**What is expected**
Every entry that follows should be repeated exactly; drop the images.

**Data lines**

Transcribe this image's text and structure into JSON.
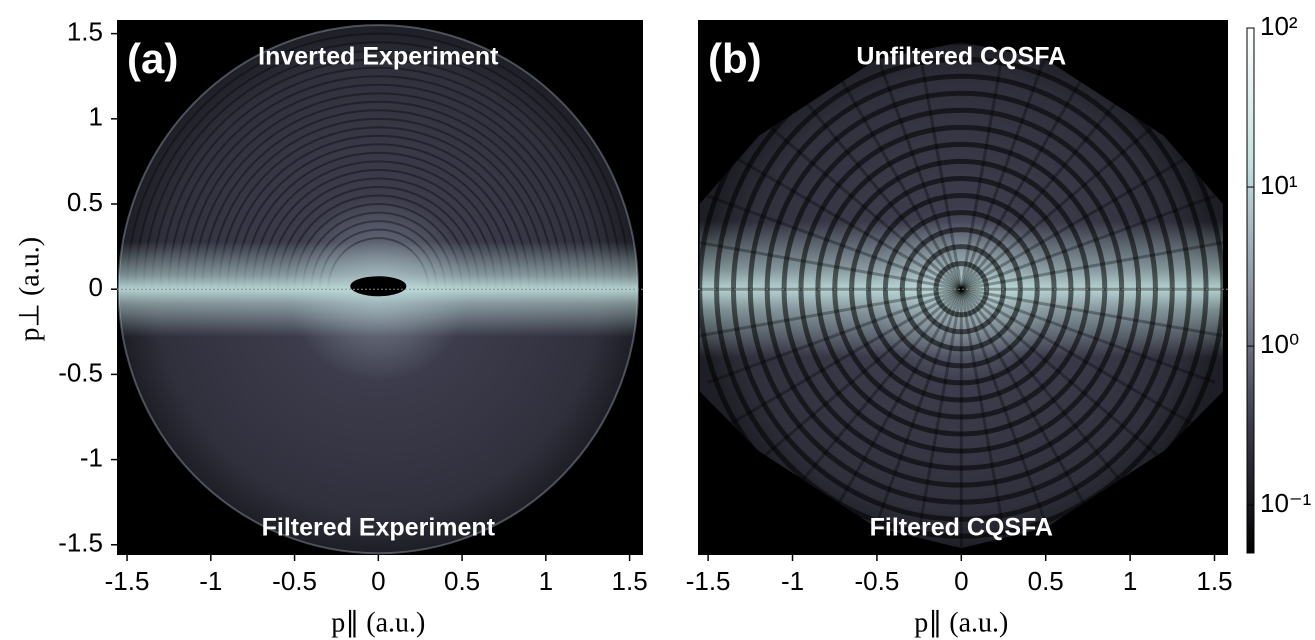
{
  "chart_data": [
    {
      "type": "heatmap",
      "panel_label": "(a)",
      "annotation_top": "Inverted Experiment",
      "annotation_bottom": "Filtered Experiment",
      "xlabel": "p∥ (a.u.)",
      "ylabel": "p⊥ (a.u.)",
      "xlim": [
        -1.56,
        1.58
      ],
      "ylim": [
        -1.56,
        1.58
      ],
      "xticks": [
        -1.5,
        -1,
        -0.5,
        0,
        0.5,
        1,
        1.5
      ],
      "yticks": [
        -1.5,
        -1,
        -0.5,
        0,
        0.5,
        1,
        1.5
      ]
    },
    {
      "type": "heatmap",
      "panel_label": "(b)",
      "annotation_top": "Unfiltered CQSFA",
      "annotation_bottom": "Filtered CQSFA",
      "xlabel": "p∥ (a.u.)",
      "xlim": [
        -1.56,
        1.58
      ],
      "ylim": [
        -1.56,
        1.58
      ],
      "xticks": [
        -1.5,
        -1,
        -0.5,
        0,
        0.5,
        1,
        1.5
      ],
      "colorbar": {
        "scale": "log",
        "lim": [
          0.05,
          100
        ],
        "ticks": [
          {
            "value": 0.1,
            "label": "10⁻¹"
          },
          {
            "value": 1,
            "label": "10⁰"
          },
          {
            "value": 10,
            "label": "10¹"
          },
          {
            "value": 100,
            "label": "10²"
          }
        ],
        "colormap": [
          "#000000",
          "#3c3c4c",
          "#8a94a4",
          "#c4e4e2",
          "#ffffff"
        ]
      }
    }
  ]
}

**Result of this exercise**
Transcribe this image's text and structure into JSON.
{
  "chart_data": [
    {
      "type": "heatmap",
      "panel_label": "(a)",
      "annotation_top": "Inverted Experiment",
      "annotation_bottom": "Filtered Experiment",
      "xlabel": "p∥ (a.u.)",
      "ylabel": "p⊥ (a.u.)",
      "xlim": [
        -1.56,
        1.58
      ],
      "ylim": [
        -1.56,
        1.58
      ],
      "xticks": [
        -1.5,
        -1,
        -0.5,
        0,
        0.5,
        1,
        1.5
      ],
      "yticks": [
        -1.5,
        -1,
        -0.5,
        0,
        0.5,
        1,
        1.5
      ]
    },
    {
      "type": "heatmap",
      "panel_label": "(b)",
      "annotation_top": "Unfiltered CQSFA",
      "annotation_bottom": "Filtered CQSFA",
      "xlabel": "p∥ (a.u.)",
      "xlim": [
        -1.56,
        1.58
      ],
      "ylim": [
        -1.56,
        1.58
      ],
      "xticks": [
        -1.5,
        -1,
        -0.5,
        0,
        0.5,
        1,
        1.5
      ],
      "colorbar": {
        "scale": "log",
        "lim": [
          0.05,
          100
        ],
        "ticks": [
          {
            "value": 0.1,
            "label": "10⁻¹"
          },
          {
            "value": 1,
            "label": "10⁰"
          },
          {
            "value": 10,
            "label": "10¹"
          },
          {
            "value": 100,
            "label": "10²"
          }
        ],
        "colormap": [
          "#000000",
          "#3c3c4c",
          "#8a94a4",
          "#c4e4e2",
          "#ffffff"
        ]
      }
    }
  ]
}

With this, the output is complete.